→ **TASK STATEMENT**: Find every line in the records that holds the string "content". Copy each one.

Dataset excerpts:
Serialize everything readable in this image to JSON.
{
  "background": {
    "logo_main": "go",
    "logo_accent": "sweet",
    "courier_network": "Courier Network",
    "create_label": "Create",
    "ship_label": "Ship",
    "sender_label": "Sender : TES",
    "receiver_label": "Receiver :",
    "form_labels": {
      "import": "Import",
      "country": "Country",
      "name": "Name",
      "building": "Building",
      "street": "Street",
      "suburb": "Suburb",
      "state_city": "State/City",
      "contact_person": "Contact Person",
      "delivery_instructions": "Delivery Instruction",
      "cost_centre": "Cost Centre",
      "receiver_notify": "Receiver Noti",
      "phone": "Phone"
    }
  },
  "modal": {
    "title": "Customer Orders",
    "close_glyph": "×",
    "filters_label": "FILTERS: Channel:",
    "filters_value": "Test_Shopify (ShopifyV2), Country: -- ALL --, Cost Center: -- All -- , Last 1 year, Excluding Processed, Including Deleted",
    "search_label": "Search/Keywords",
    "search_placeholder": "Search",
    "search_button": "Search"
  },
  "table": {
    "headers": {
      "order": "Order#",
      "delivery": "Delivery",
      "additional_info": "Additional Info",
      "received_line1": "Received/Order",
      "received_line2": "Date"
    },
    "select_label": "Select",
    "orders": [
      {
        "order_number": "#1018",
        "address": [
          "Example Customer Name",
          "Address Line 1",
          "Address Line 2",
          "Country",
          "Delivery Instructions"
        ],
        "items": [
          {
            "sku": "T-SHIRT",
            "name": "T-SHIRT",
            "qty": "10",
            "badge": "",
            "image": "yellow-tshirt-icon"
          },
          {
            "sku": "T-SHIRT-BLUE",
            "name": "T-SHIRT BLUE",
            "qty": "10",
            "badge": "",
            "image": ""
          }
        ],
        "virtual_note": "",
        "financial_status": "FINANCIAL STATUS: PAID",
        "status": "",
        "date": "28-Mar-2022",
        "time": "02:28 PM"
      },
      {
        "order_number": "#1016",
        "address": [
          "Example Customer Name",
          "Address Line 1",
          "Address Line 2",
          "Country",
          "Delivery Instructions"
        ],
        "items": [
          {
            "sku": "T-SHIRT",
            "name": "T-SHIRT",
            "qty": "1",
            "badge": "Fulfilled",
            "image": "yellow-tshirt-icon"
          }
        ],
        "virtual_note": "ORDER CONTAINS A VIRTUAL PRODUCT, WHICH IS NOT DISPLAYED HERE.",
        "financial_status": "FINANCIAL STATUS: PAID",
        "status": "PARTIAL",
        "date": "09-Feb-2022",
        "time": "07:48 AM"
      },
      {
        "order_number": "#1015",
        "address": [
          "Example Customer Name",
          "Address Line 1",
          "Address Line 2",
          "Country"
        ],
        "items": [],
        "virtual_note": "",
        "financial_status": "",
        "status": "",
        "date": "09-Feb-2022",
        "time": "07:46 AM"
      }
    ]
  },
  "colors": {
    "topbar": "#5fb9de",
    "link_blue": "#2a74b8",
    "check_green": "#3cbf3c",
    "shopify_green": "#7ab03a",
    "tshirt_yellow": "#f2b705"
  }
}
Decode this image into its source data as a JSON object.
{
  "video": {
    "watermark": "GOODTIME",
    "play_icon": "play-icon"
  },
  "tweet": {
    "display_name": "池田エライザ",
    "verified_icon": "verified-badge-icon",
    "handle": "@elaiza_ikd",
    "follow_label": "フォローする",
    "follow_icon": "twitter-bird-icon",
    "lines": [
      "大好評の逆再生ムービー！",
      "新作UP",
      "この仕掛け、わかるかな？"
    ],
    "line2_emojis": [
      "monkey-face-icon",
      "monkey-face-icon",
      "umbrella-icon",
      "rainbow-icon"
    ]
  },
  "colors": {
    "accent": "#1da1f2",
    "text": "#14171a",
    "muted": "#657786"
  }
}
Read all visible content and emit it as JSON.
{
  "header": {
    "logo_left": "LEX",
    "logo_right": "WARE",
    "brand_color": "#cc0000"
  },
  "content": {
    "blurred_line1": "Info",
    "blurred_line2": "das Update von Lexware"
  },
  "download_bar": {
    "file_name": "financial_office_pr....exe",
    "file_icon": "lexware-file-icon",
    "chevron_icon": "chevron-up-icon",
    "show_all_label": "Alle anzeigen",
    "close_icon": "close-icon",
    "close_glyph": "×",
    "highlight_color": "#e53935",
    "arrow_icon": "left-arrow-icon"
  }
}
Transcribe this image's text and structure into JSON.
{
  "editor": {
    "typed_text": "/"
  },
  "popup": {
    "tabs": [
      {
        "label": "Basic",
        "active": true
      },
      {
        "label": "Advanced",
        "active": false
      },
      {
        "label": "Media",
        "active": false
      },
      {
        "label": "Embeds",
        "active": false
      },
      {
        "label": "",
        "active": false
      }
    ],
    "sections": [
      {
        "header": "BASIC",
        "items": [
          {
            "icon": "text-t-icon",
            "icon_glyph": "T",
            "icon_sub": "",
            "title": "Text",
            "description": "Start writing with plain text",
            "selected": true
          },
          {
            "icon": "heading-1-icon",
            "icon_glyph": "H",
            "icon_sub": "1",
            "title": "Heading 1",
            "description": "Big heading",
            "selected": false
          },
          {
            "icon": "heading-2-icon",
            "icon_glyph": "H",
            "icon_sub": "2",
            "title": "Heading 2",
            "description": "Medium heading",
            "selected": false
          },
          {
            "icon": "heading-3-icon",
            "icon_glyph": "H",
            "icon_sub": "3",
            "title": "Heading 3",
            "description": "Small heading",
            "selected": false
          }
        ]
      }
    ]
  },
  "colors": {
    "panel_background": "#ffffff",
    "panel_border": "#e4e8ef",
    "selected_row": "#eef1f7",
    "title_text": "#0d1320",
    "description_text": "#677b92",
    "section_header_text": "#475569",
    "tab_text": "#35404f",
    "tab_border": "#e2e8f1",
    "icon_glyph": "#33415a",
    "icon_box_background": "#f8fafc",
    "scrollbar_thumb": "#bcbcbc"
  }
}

→ **WORKED SOLUTION**:
Read all visible content and emit it as JSON.
  "content": {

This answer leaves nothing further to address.